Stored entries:
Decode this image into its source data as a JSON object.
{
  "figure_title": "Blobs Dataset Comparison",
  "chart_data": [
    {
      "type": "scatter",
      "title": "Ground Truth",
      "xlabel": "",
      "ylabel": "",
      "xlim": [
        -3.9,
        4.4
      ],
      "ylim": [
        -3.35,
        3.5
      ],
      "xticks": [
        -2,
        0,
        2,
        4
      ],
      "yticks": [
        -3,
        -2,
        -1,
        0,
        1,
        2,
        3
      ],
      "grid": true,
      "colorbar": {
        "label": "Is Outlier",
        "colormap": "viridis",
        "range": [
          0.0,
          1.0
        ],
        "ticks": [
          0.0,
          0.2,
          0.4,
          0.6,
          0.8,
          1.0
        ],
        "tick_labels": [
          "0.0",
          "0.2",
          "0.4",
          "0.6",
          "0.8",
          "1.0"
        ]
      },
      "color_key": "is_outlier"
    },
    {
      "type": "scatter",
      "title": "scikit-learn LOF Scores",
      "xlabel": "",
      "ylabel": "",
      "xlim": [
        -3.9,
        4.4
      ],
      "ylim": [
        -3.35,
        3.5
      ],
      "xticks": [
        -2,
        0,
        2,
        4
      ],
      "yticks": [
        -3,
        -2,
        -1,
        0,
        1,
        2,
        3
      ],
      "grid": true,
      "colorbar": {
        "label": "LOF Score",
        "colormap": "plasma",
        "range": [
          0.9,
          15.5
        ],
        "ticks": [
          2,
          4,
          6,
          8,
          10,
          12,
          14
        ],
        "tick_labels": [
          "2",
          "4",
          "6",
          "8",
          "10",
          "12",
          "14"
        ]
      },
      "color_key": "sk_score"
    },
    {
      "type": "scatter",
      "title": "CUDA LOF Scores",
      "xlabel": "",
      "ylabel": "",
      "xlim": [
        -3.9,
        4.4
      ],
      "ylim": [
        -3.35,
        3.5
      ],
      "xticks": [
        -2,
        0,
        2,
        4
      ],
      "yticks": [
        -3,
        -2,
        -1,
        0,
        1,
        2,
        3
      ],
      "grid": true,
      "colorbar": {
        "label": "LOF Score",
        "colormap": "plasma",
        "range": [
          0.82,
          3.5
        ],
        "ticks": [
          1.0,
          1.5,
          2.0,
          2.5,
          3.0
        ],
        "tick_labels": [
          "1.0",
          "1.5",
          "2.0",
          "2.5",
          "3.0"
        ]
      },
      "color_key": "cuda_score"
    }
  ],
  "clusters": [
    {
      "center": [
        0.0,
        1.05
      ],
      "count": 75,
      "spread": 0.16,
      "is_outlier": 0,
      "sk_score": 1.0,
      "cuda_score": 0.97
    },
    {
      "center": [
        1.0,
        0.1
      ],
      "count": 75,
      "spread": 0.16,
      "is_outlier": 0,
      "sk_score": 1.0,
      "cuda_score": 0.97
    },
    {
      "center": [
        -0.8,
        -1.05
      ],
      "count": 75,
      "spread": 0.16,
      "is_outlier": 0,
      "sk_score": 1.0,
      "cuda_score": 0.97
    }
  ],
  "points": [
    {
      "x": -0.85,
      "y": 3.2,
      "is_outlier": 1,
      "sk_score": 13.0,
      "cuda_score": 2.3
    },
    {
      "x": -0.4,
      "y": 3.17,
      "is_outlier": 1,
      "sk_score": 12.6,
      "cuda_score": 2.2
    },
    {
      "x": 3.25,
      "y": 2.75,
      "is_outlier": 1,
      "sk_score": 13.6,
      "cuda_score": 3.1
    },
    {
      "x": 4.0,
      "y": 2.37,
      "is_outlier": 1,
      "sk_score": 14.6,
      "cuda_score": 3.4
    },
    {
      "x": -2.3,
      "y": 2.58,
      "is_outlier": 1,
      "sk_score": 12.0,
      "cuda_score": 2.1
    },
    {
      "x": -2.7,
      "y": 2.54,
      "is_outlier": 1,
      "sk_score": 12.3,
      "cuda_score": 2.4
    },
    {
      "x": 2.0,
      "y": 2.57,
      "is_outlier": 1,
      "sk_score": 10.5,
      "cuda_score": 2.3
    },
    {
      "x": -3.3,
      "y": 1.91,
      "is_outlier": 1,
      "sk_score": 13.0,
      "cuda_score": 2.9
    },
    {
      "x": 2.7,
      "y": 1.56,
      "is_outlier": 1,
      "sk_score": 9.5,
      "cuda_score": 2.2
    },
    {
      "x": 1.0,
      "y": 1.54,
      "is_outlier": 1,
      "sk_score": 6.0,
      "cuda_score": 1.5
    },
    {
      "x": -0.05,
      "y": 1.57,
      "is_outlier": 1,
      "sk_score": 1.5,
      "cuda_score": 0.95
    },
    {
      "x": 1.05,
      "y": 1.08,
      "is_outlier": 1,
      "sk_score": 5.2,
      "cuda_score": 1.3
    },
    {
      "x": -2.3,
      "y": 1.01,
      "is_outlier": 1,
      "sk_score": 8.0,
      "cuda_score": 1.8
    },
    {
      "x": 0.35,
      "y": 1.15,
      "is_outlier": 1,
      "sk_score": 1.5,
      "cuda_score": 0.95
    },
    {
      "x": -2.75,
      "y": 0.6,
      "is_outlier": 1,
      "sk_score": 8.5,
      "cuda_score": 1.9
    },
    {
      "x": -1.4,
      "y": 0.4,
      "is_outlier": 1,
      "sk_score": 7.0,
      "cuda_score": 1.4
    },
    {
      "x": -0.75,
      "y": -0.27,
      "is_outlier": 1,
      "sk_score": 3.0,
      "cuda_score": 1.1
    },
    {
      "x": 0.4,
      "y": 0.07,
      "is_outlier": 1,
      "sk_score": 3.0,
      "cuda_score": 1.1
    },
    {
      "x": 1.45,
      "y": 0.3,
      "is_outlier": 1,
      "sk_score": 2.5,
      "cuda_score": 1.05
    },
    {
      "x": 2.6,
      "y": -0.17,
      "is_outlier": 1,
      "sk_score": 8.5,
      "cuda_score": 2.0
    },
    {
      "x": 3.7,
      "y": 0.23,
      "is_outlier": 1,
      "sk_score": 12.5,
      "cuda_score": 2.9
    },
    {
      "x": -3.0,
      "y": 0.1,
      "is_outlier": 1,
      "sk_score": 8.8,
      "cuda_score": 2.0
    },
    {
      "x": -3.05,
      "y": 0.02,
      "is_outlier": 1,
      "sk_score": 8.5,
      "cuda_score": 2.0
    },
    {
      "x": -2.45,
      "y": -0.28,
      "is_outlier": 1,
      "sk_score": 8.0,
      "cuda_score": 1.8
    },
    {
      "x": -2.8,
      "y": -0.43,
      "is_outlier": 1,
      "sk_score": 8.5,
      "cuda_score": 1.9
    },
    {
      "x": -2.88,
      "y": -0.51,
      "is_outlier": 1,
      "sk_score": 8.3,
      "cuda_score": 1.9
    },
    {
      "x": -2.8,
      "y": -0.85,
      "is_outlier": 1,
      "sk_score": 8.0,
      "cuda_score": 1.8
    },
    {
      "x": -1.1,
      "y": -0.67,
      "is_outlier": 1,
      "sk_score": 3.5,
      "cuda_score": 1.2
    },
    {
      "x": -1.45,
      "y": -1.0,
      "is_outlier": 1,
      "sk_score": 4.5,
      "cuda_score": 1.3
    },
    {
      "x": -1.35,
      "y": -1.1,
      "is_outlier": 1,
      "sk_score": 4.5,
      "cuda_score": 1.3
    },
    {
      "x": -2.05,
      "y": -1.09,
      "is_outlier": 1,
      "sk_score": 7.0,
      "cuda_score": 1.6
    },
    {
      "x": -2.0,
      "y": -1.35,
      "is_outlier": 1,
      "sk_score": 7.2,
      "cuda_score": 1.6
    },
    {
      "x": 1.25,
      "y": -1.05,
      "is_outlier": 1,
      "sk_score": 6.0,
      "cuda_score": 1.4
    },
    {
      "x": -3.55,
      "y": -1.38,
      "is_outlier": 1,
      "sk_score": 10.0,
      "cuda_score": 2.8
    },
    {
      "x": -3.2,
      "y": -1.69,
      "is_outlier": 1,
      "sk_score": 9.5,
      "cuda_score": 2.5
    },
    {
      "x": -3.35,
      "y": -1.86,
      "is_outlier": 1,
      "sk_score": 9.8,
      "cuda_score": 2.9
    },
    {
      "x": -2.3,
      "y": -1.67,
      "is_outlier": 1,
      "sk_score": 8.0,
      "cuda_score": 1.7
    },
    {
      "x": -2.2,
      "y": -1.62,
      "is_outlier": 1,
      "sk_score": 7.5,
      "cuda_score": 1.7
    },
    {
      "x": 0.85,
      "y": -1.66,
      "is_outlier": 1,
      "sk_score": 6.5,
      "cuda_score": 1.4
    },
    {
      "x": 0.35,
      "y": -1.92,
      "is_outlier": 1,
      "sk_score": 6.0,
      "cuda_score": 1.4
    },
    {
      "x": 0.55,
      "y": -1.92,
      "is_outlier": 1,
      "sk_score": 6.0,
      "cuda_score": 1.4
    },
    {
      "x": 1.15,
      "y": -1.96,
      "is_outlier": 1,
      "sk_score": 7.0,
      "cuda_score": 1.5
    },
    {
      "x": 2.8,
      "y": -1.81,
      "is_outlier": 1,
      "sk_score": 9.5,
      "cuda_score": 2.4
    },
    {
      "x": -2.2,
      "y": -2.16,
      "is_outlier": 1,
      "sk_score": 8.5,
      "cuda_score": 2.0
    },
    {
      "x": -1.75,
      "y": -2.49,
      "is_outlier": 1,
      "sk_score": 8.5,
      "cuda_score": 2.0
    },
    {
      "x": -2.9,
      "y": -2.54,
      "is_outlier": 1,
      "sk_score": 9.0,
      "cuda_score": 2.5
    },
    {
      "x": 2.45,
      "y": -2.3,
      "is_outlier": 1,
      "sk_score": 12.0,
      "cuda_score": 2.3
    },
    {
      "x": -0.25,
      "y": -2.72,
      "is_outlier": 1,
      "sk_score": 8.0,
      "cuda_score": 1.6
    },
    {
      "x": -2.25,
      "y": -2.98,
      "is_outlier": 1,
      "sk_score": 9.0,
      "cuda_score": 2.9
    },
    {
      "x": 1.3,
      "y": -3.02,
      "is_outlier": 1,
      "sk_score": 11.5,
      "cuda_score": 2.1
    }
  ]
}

■ Problem to solve ■
How many lines in these entries hold the string "Scores"? Answer with the number alone.

■ Final answer ■
2